## What the task requires
Copy out each line containing "Distance" from the entries below.

==== Exercise data

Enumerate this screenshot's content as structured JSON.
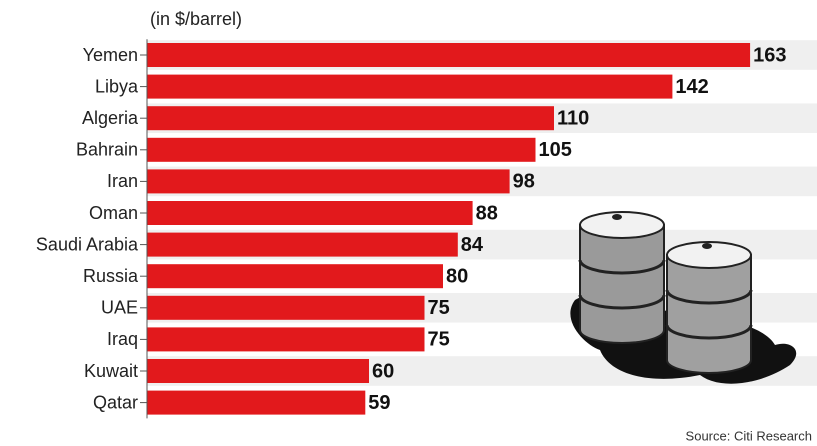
{
  "chart_data": {
    "type": "bar",
    "orientation": "horizontal",
    "subtitle": "(in $/barrel)",
    "categories": [
      "Yemen",
      "Libya",
      "Algeria",
      "Bahrain",
      "Iran",
      "Oman",
      "Saudi Arabia",
      "Russia",
      "UAE",
      "Iraq",
      "Kuwait",
      "Qatar"
    ],
    "values": [
      163,
      142,
      110,
      105,
      98,
      88,
      84,
      80,
      75,
      75,
      60,
      59
    ],
    "color": "#e2191c",
    "source": "Source: Citi Research"
  }
}
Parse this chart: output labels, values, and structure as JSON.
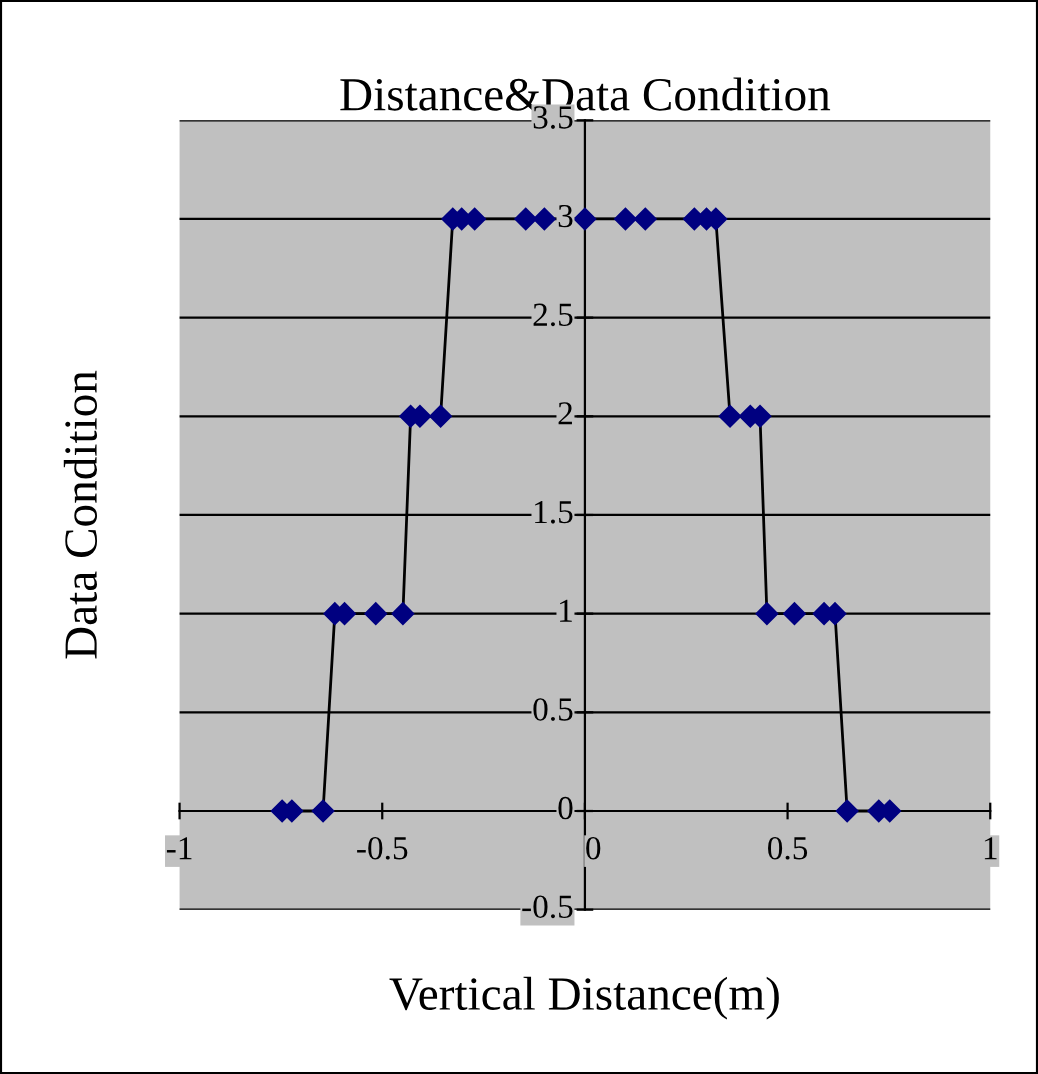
{
  "chart_data": {
    "type": "line",
    "title": "Distance&Data Condition",
    "xlabel": "Vertical Distance(m)",
    "ylabel": "Data Condition",
    "x": [
      -0.747,
      -0.723,
      -0.646,
      -0.617,
      -0.593,
      -0.516,
      -0.449,
      -0.43,
      -0.407,
      -0.356,
      -0.326,
      -0.304,
      -0.272,
      -0.146,
      -0.1,
      0,
      0.1,
      0.149,
      0.27,
      0.3,
      0.323,
      0.358,
      0.408,
      0.432,
      0.449,
      0.517,
      0.59,
      0.617,
      0.647,
      0.725,
      0.752
    ],
    "series": [
      {
        "color": "#000080",
        "values": [
          0,
          0,
          0,
          1,
          1,
          1,
          1,
          2,
          2,
          2,
          3,
          3,
          3,
          3,
          3,
          3,
          3,
          3,
          3,
          3,
          3,
          2,
          2,
          2,
          1,
          1,
          1,
          1,
          0,
          0,
          0
        ]
      }
    ],
    "xlim": [
      -1,
      1
    ],
    "xticks": [
      -1,
      -0.5,
      0,
      0.5,
      1
    ],
    "ylim": [
      -0.5,
      3.5
    ],
    "yticks": [
      -0.5,
      0,
      0.5,
      1,
      1.5,
      2,
      2.5,
      3,
      3.5
    ],
    "grid": "y",
    "marker": "diamond",
    "line_style": "solid",
    "legend": false
  }
}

========

## Task result
    "title": "Distance&Data Condition",
    "xlabel": "Vertical Distance(m)",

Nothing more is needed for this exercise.